(Layout element annotations)
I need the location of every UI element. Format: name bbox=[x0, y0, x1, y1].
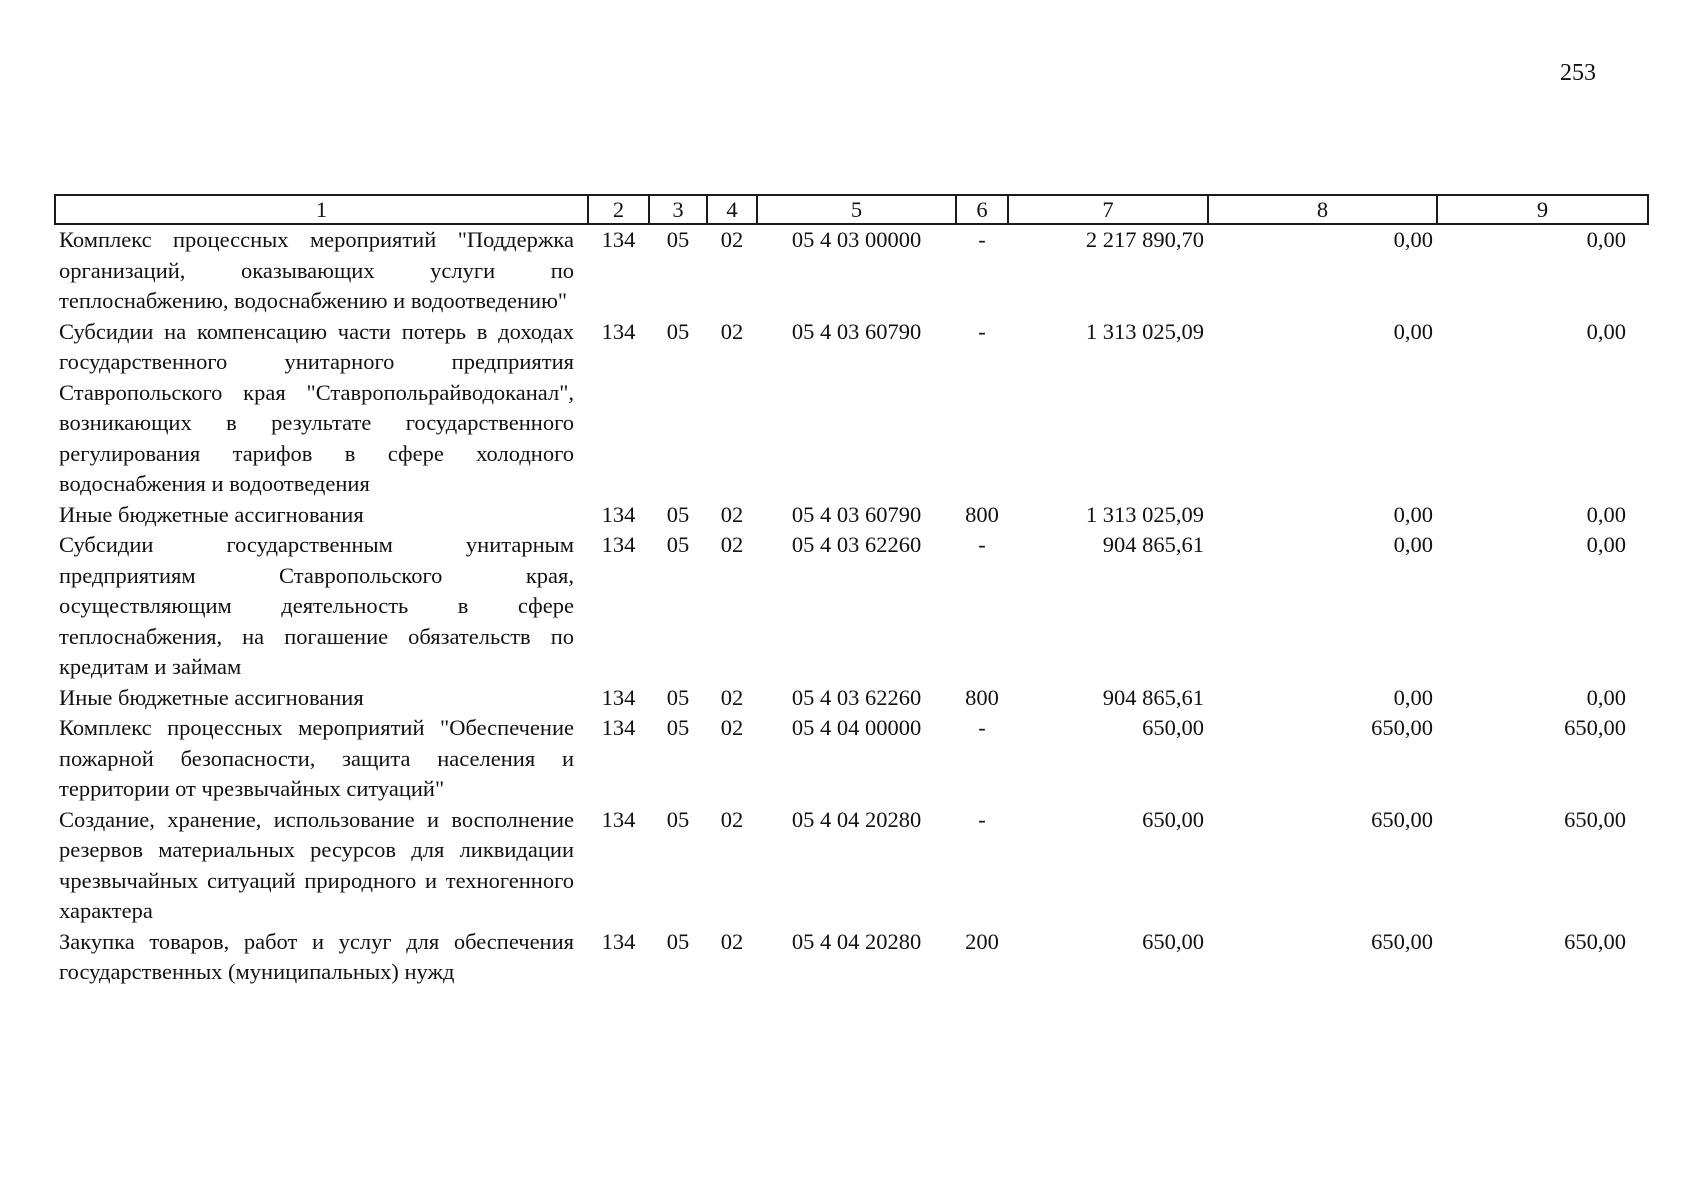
row-amount-7: 1 313 025,09 bbox=[1085, 318, 1204, 344]
header-cell-1: 1 bbox=[55, 195, 588, 224]
row-code-4: 02 bbox=[720, 684, 744, 710]
row-amount-8: 0,00 bbox=[1393, 684, 1433, 710]
row-code-2: 134 bbox=[601, 532, 636, 557]
row-amount-7: 2 217 890,70 bbox=[1085, 227, 1204, 252]
row-code-5: 05 4 03 00000 bbox=[791, 227, 922, 252]
row-code-2: 134 bbox=[601, 501, 636, 527]
header-cell-5: 5 bbox=[757, 195, 956, 224]
row-amount-8: 650,00 bbox=[1371, 928, 1433, 954]
table-row bbox=[55, 224, 1648, 317]
row-amount-9: 0,00 bbox=[1586, 684, 1626, 710]
table-row bbox=[55, 805, 1648, 927]
row-code-2: 134 bbox=[601, 928, 636, 954]
row-code-4: 02 bbox=[720, 318, 744, 344]
row-name: Иные бюджетные ассигнования bbox=[59, 684, 364, 710]
budget-table bbox=[54, 194, 1649, 988]
row-amount-8: 0,00 bbox=[1393, 532, 1433, 557]
row-name: Субсидии государственным унитарным предприятиям Ставропольского края, осуществляющим деятельность в сфере теплоснабжения, на погашение обязательств по кредитам и займам bbox=[59, 532, 574, 679]
row-amount-9: 0,00 bbox=[1586, 227, 1626, 252]
table-row bbox=[55, 500, 1648, 531]
row-code-3: 05 bbox=[666, 715, 690, 740]
row-code-3: 05 bbox=[666, 318, 690, 344]
row-name: Создание, хранение, использование и восполнение резервов материальных ресурсов для ликвидации чрезвычайных ситуаций природного и техногенного характера bbox=[59, 806, 574, 923]
row-name: Иные бюджетные ассигнования bbox=[59, 501, 364, 527]
header-cell-2: 2 bbox=[588, 195, 649, 224]
header-cell-4: 4 bbox=[707, 195, 757, 224]
header-row bbox=[55, 195, 1648, 224]
row-amount-7: 904 865,61 bbox=[1102, 532, 1204, 557]
table-row bbox=[55, 683, 1648, 714]
row-name: Комплекс процессных мероприятий "Обеспечение пожарной безопасности, защита населения и территории от чрезвычайных ситуаций" bbox=[59, 715, 574, 801]
row-code-2: 134 bbox=[601, 806, 636, 832]
row-code-3: 05 bbox=[666, 532, 690, 557]
row-code-6: - bbox=[978, 532, 986, 557]
row-code-4: 02 bbox=[720, 532, 744, 557]
page-number: 253 bbox=[1560, 60, 1596, 86]
row-code-6: 800 bbox=[965, 501, 999, 527]
row-name: Закупка товаров, работ и услуг для обеспечения государственных (муниципальных) нужд bbox=[59, 928, 574, 984]
header-cell-9: 9 bbox=[1437, 195, 1648, 224]
row-code-5: 05 4 03 62260 bbox=[791, 684, 922, 710]
row-amount-8: 650,00 bbox=[1371, 715, 1433, 740]
table-row bbox=[55, 713, 1648, 805]
row-amount-8: 650,00 bbox=[1371, 806, 1433, 832]
row-code-4: 02 bbox=[720, 806, 744, 832]
row-code-5: 05 4 03 60790 bbox=[791, 501, 922, 527]
row-code-4: 02 bbox=[720, 501, 744, 527]
row-code-2: 134 bbox=[601, 715, 636, 740]
row-code-5: 05 4 04 00000 bbox=[791, 715, 922, 740]
row-code-5: 05 4 04 20280 bbox=[791, 806, 922, 832]
row-amount-9: 0,00 bbox=[1586, 501, 1626, 527]
row-amount-7: 650,00 bbox=[1142, 715, 1204, 740]
row-code-6: - bbox=[978, 715, 986, 740]
row-amount-9: 650,00 bbox=[1564, 806, 1626, 832]
row-code-4: 02 bbox=[720, 227, 744, 252]
row-code-4: 02 bbox=[720, 715, 744, 740]
row-code-5: 05 4 03 60790 bbox=[791, 318, 922, 344]
table-row bbox=[55, 927, 1648, 988]
header-cell-3: 3 bbox=[649, 195, 707, 224]
row-code-5: 05 4 04 20280 bbox=[791, 928, 922, 954]
row-code-3: 05 bbox=[666, 684, 690, 710]
row-code-3: 05 bbox=[666, 227, 690, 252]
header-cell-7: 7 bbox=[1008, 195, 1208, 224]
row-amount-9: 650,00 bbox=[1564, 928, 1626, 954]
table-row bbox=[55, 530, 1648, 683]
header-cell-6: 6 bbox=[956, 195, 1008, 224]
row-code-6: 200 bbox=[965, 928, 999, 954]
row-code-3: 05 bbox=[666, 928, 690, 954]
row-code-4: 02 bbox=[720, 928, 744, 954]
row-amount-7: 904 865,61 bbox=[1102, 684, 1204, 710]
table-row bbox=[55, 317, 1648, 500]
row-amount-8: 0,00 bbox=[1393, 318, 1433, 344]
row-code-6: - bbox=[978, 318, 986, 344]
row-code-2: 134 bbox=[601, 318, 636, 344]
row-code-6: 800 bbox=[965, 684, 999, 710]
row-code-6: - bbox=[978, 806, 986, 832]
row-amount-8: 0,00 bbox=[1393, 501, 1433, 527]
row-amount-9: 650,00 bbox=[1564, 715, 1626, 740]
row-amount-8: 0,00 bbox=[1393, 227, 1433, 252]
row-code-3: 05 bbox=[666, 806, 690, 832]
row-code-6: - bbox=[978, 227, 986, 252]
row-amount-7: 1 313 025,09 bbox=[1085, 501, 1204, 527]
row-amount-9: 0,00 bbox=[1586, 532, 1626, 557]
row-name: Комплекс процессных мероприятий "Поддержка организаций, оказывающих услуги по теплоснабжению, водоснабжению и водоотведению" bbox=[59, 227, 574, 313]
row-amount-7: 650,00 bbox=[1142, 928, 1204, 954]
row-code-2: 134 bbox=[601, 684, 636, 710]
row-code-2: 134 bbox=[601, 227, 636, 252]
row-amount-9: 0,00 bbox=[1586, 318, 1626, 344]
row-name: Субсидии на компенсацию части потерь в доходах государственного унитарного предприятия Ставропольского края "Ставропольрайводоканал", возникающих в результате государственного регулирования тарифов в сфере холодного водоснабжения и водоотведения bbox=[59, 318, 574, 496]
row-code-5: 05 4 03 62260 bbox=[791, 532, 922, 557]
row-amount-7: 650,00 bbox=[1142, 806, 1204, 832]
row-code-3: 05 bbox=[666, 501, 690, 527]
header-cell-8: 8 bbox=[1208, 195, 1437, 224]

Prompt:
Please rewrite everything from the line containing "row-amount-7: 1 313 025,09 bbox=[1085, 318, 1204, 344]" down to the line containing "row-amount-7: 2 217", swapping "row-amount-8" for "row-sum-8" and keeping all else as it is.

The completed task:
row-amount-7: 1 313 025,09 bbox=[1085, 318, 1204, 344]
header-cell-1: 1 bbox=[55, 195, 588, 224]
row-code-4: 02 bbox=[720, 684, 744, 710]
row-sum-8: 0,00 bbox=[1393, 684, 1433, 710]
row-code-2: 134 bbox=[601, 532, 636, 557]
row-amount-7: 2 217 890,70 bbox=[1085, 227, 1204, 252]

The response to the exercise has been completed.